Repeat the listing that follows, character for character, minus the pictures.

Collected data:
►
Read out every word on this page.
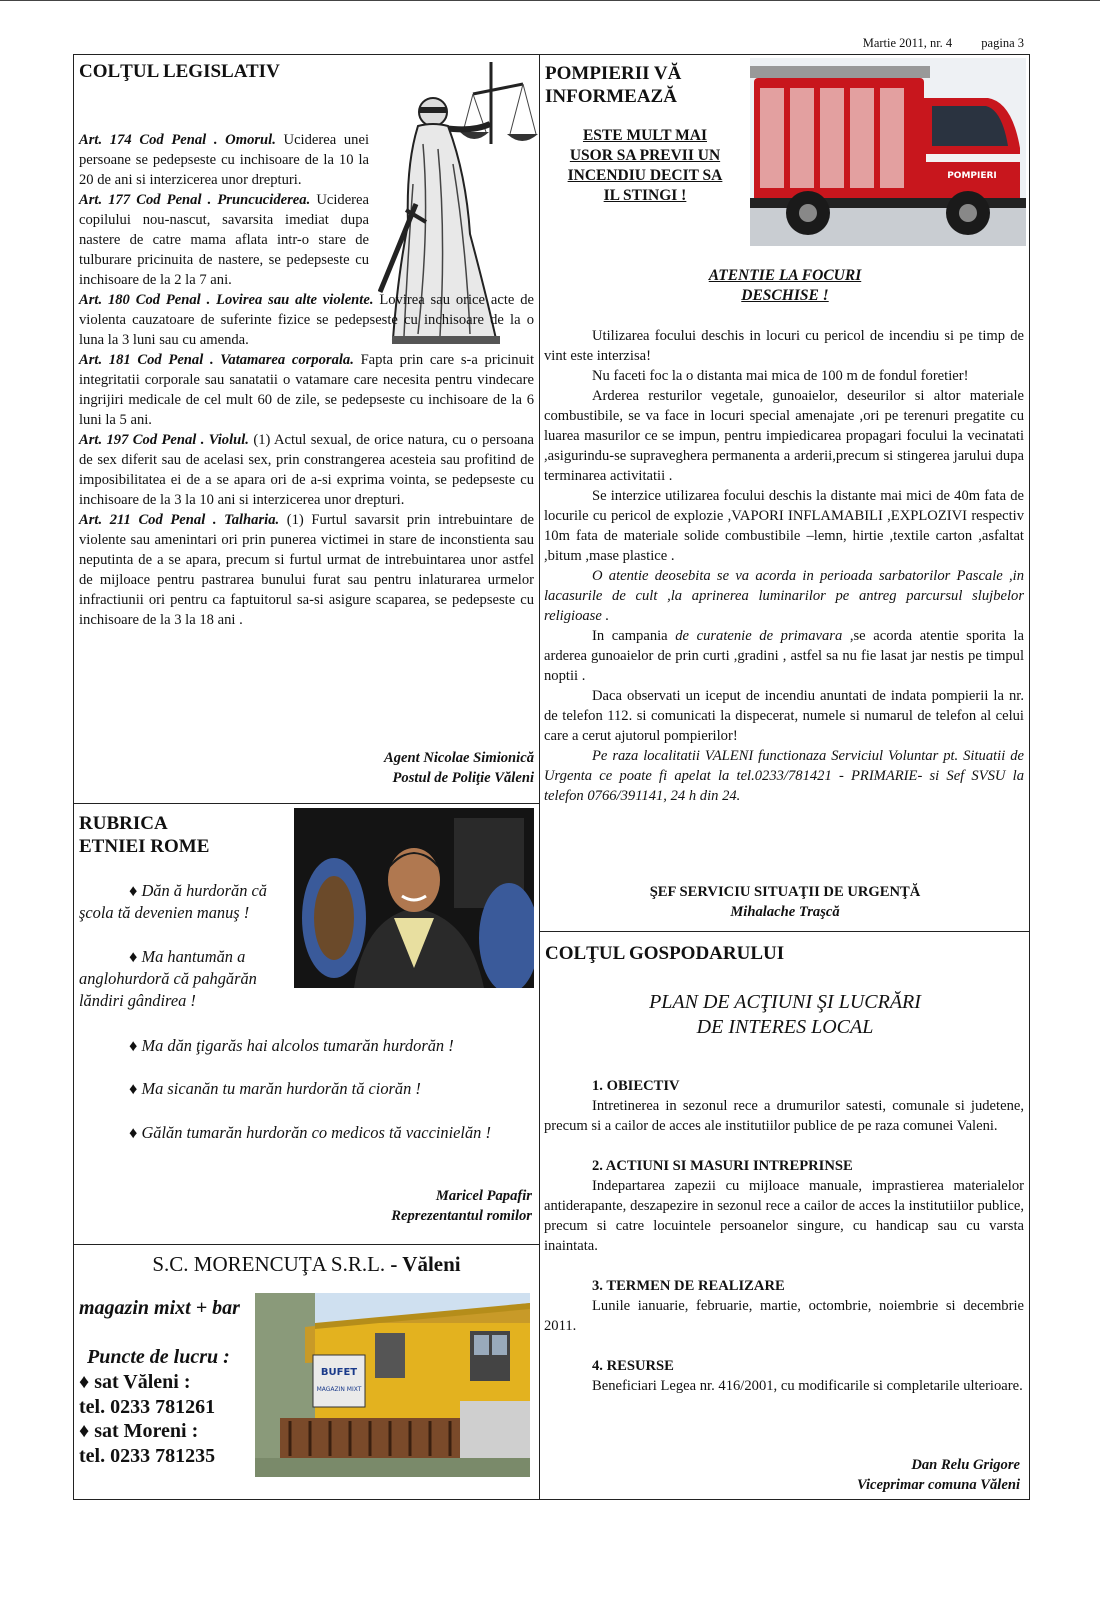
Martie 2011, nr. 4 pagina 3
COLŢUL LEGISLATIV

Art. 174 Cod Penal . Omorul. Uciderea unei persoane se pedepseste cu inchisoare de la 10 la 20 de ani si interzicerea unor drepturi.

Art. 177 Cod Penal . Pruncuciderea. Uciderea copilului nou-nascut, savarsita imediat dupa nastere de catre mama aflata intr-o stare de tulburare pricinuita de nastere, se pedepseste cu inchisoare de la 2 la 7 ani.

Art. 180 Cod Penal . Lovirea sau alte violente. Lovirea sau orice acte de violenta cauzatoare de suferinte fizice se pedepseste cu inchisoare de la o luna la 3 luni sau cu amenda.

Art. 181 Cod Penal . Vatamarea corporala. Fapta prin care s-a pricinuit integritatii corporale sau sanatatii o vatamare care necesita pentru vindecare ingrijiri medicale de cel mult 60 de zile, se pedepseste cu inchisoare de la 6 luni la 5 ani.

Art. 197 Cod Penal . Violul. (1) Actul sexual, de orice natura, cu o persoana de sex diferit sau de acelasi sex, prin constrangerea acesteia sau profitind de imposibilitatea ei de a se apara ori de a-si exprima vointa, se pedepseste cu inchisoare de la 3 la 10 ani si interzicerea unor drepturi.

Art. 211 Cod Penal . Talharia. (1) Furtul savarsit prin intrebuintare de violente sau amenintari ori prin punerea victimei in stare de inconstienta sau neputinta de a se apara, precum si furtul urmat de intrebuintarea unor astfel de mijloace pentru pastrarea bunului furat sau pentru inlaturarea urmelor infractiunii ori pentru ca faptuitorul sa-si asigure scaparea, se pedepseste cu inchisoare de la 3 la 18 ani .

Agent Nicolae Simionică
Postul de Poliţie Văleni
RUBRICA
ETNIEI ROME

♦ Dăn ă hurdorăn că şcola tă devenien manuş !

♦ Ma hantumăn a anglohurdoră că pahgărăn lăndiri gândirea !

♦ Ma dăn ţigarăs hai alcolos tumarăn hurdorăn !

♦ Ma sicanăn tu marăn hurdorăn tă ciorăn !

♦ Gălăn tumarăn hurdorăn co medicos tă vaccinielăn !

Maricel Papafir
Reprezentantul romilor
S.C. MORENCUŢA S.R.L. - Văleni
magazin mixt + bar
Puncte de lucru :
♦ sat Văleni :
tel. 0233 781261
♦ sat Moreni :
tel. 0233 781235
BUFET
MAGAZIN MIXT
POMPIERII VĂ
INFORMEAZĂ
ESTE MULT MAI
USOR SA PREVII UN
INCENDIU DECIT SA
IL STINGI !
POMPIERI
ATENTIE LA FOCURI
DESCHISE !

Utilizarea focului deschis in locuri cu pericol de incendiu si pe timp de vint este interzisa!

Nu faceti foc la o distanta mai mica de 100 m de fondul foretier!

Arderea resturilor vegetale, gunoaielor, deseurilor si altor materiale combustibile, se va face in locuri special amenajate ,ori pe terenuri pregatite cu luarea masurilor ce se impun, pentru impiedicarea propagari focului la vecinatati ,asigurindu-se supraveghera permanenta a arderii,precum si stingerea jarului dupa terminarea activitatii .

Se interzice utilizarea focului deschis la distante mai mici de 40m fata de locurile cu pericol de explozie ,VAPORI INFLAMABILI ,EXPLOZIVI respectiv 10m fata de materiale solide combustibile –lemn, hirtie ,textile carton ,asfaltat ,bitum ,mase plastice .

O atentie deosebita se va acorda in perioada sarbatorilor Pascale ,in lacasurile de cult ,la aprinerea luminarilor pe antreg parcursul slujbelor religioase .

In campania de curatenie de primavara ,se acorda atentie sporita la arderea gunoaielor de prin curti ,gradini , astfel sa nu fie lasat jar nestis pe timpul noptii .

Daca observati un iceput de incendiu anuntati de indata pompierii la nr. de telefon 112. si comunicati la dispecerat, numele si numarul de telefon al celui care a cerut ajutorul pompierilor!

Pe raza localitatii VALENI functionaza Serviciul Voluntar pt. Situatii de Urgenta ce poate fi apelat la tel.0233/781421 - PRIMARIE- si Sef SVSU la telefon 0766/391141, 24 h din 24.

ŞEF SERVICIU SITUAŢII DE URGENŢĂ
Mihalache Traşcă
COLŢUL GOSPODARULUI
PLAN DE ACŢIUNI ŞI LUCRĂRI
DE INTERES LOCAL

1. OBIECTIV

Intretinerea in sezonul rece a drumurilor satesti, comunale si judetene, precum si a cailor de acces ale institutiilor publice de pe raza comunei Valeni.

2. ACTIUNI SI MASURI INTREPRINSE

Indepartarea zapezii cu mijloace manuale, imprastierea materialelor antiderapante, deszapezire in sezonul rece a cailor de acces la institutiilor publice, precum si catre locuintele persoanelor singure, cu handicap sau cu varsta inaintata.

3. TERMEN DE REALIZARE

Lunile ianuarie, februarie, martie, octombrie, noiembrie si decembrie 2011.

4. RESURSE

Beneficiari Legea nr. 416/2001, cu modificarile si completarile ulterioare.

Dan Relu Grigore
Viceprimar comuna Văleni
◄
▶ _Result of the task_
Read out every word on this page.
Martie 2011, nr. 4 pagina 3
COLŢUL LEGISLATIV

Art. 174 Cod Penal . Omorul. Uciderea unei persoane se pedepseste cu inchisoare de la 10 la 20 de ani si interzicerea unor drepturi.

Art. 177 Cod Penal . Pruncuciderea. Uciderea copilului nou-nascut, savarsita imediat dupa nastere de catre mama aflata intr-o stare de tulburare pricinuita de nastere, se pedepseste cu inchisoare de la 2 la 7 ani.

Art. 180 Cod Penal . Lovirea sau alte violente. Lovirea sau orice acte de violenta cauzatoare de suferinte fizice se pedepseste cu inchisoare de la o luna la 3 luni sau cu amenda.

Art. 181 Cod Penal . Vatamarea corporala. Fapta prin care s-a pricinuit integritatii corporale sau sanatatii o vatamare care necesita pentru vindecare ingrijiri medicale de cel mult 60 de zile, se pedepseste cu inchisoare de la 6 luni la 5 ani.

Art. 197 Cod Penal . Violul. (1) Actul sexual, de orice natura, cu o persoana de sex diferit sau de acelasi sex, prin constrangerea acesteia sau profitind de imposibilitatea ei de a se apara ori de a-si exprima vointa, se pedepseste cu inchisoare de la 3 la 10 ani si interzicerea unor drepturi.

Art. 211 Cod Penal . Talharia. (1) Furtul savarsit prin intrebuintare de violente sau amenintari ori prin punerea victimei in stare de inconstienta sau neputinta de a se apara, precum si furtul urmat de intrebuintarea unor astfel de mijloace pentru pastrarea bunului furat sau pentru inlaturarea urmelor infractiunii ori pentru ca faptuitorul sa-si asigure scaparea, se pedepseste cu inchisoare de la 3 la 18 ani .

Agent Nicolae Simionică
Postul de Poliţie Văleni
RUBRICA
ETNIEI ROME

♦ Dăn ă hurdorăn că şcola tă devenien manuş !

♦ Ma hantumăn a anglohurdoră că pahgărăn lăndiri gândirea !

♦ Ma dăn ţigarăs hai alcolos tumarăn hurdorăn !

♦ Ma sicanăn tu marăn hurdorăn tă ciorăn !

♦ Gălăn tumarăn hurdorăn co medicos tă vaccinielăn !

Maricel Papafir
Reprezentantul romilor
S.C. MORENCUŢA S.R.L. - Văleni
magazin mixt + bar
Puncte de lucru :
♦ sat Văleni :
tel. 0233 781261
♦ sat Moreni :
tel. 0233 781235
BUFET
MAGAZIN MIXT
POMPIERII VĂ
INFORMEAZĂ
ESTE MULT MAI
USOR SA PREVII UN
INCENDIU DECIT SA
IL STINGI !
POMPIERI
ATENTIE LA FOCURI
DESCHISE !

Utilizarea focului deschis in locuri cu pericol de incendiu si pe timp de vint este interzisa!

Nu faceti foc la o distanta mai mica de 100 m de fondul foretier!

Arderea resturilor vegetale, gunoaielor, deseurilor si altor materiale combustibile, se va face in locuri special amenajate ,ori pe terenuri pregatite cu luarea masurilor ce se impun, pentru impiedicarea propagari focului la vecinatati ,asigurindu-se supraveghera permanenta a arderii,precum si stingerea jarului dupa terminarea activitatii .

Se interzice utilizarea focului deschis la distante mai mici de 40m fata de locurile cu pericol de explozie ,VAPORI INFLAMABILI ,EXPLOZIVI respectiv 10m fata de materiale solide combustibile –lemn, hirtie ,textile carton ,asfaltat ,bitum ,mase plastice .

O atentie deosebita se va acorda in perioada sarbatorilor Pascale ,in lacasurile de cult ,la aprinerea luminarilor pe antreg parcursul slujbelor religioase .

In campania de curatenie de primavara ,se acorda atentie sporita la arderea gunoaielor de prin curti ,gradini , astfel sa nu fie lasat jar nestis pe timpul noptii .

Daca observati un iceput de incendiu anuntati de indata pompierii la nr. de telefon 112. si comunicati la dispecerat, numele si numarul de telefon al celui care a cerut ajutorul pompierilor!

Pe raza localitatii VALENI functionaza Serviciul Voluntar pt. Situatii de Urgenta ce poate fi apelat la tel.0233/781421 - PRIMARIE- si Sef SVSU la telefon 0766/391141, 24 h din 24.

ŞEF SERVICIU SITUAŢII DE URGENŢĂ
Mihalache Traşcă
COLŢUL GOSPODARULUI
PLAN DE ACŢIUNI ŞI LUCRĂRI
DE INTERES LOCAL

1. OBIECTIV

Intretinerea in sezonul rece a drumurilor satesti, comunale si judetene, precum si a cailor de acces ale institutiilor publice de pe raza comunei Valeni.

2. ACTIUNI SI MASURI INTREPRINSE

Indepartarea zapezii cu mijloace manuale, imprastierea materialelor antiderapante, deszapezire in sezonul rece a cailor de acces la institutiilor publice, precum si catre locuintele persoanelor singure, cu handicap sau cu varsta inaintata.

3. TERMEN DE REALIZARE

Lunile ianuarie, februarie, martie, octombrie, noiembrie si decembrie 2011.

4. RESURSE

Beneficiari Legea nr. 416/2001, cu modificarile si completarile ulterioare.

Dan Relu Grigore
Viceprimar comuna Văleni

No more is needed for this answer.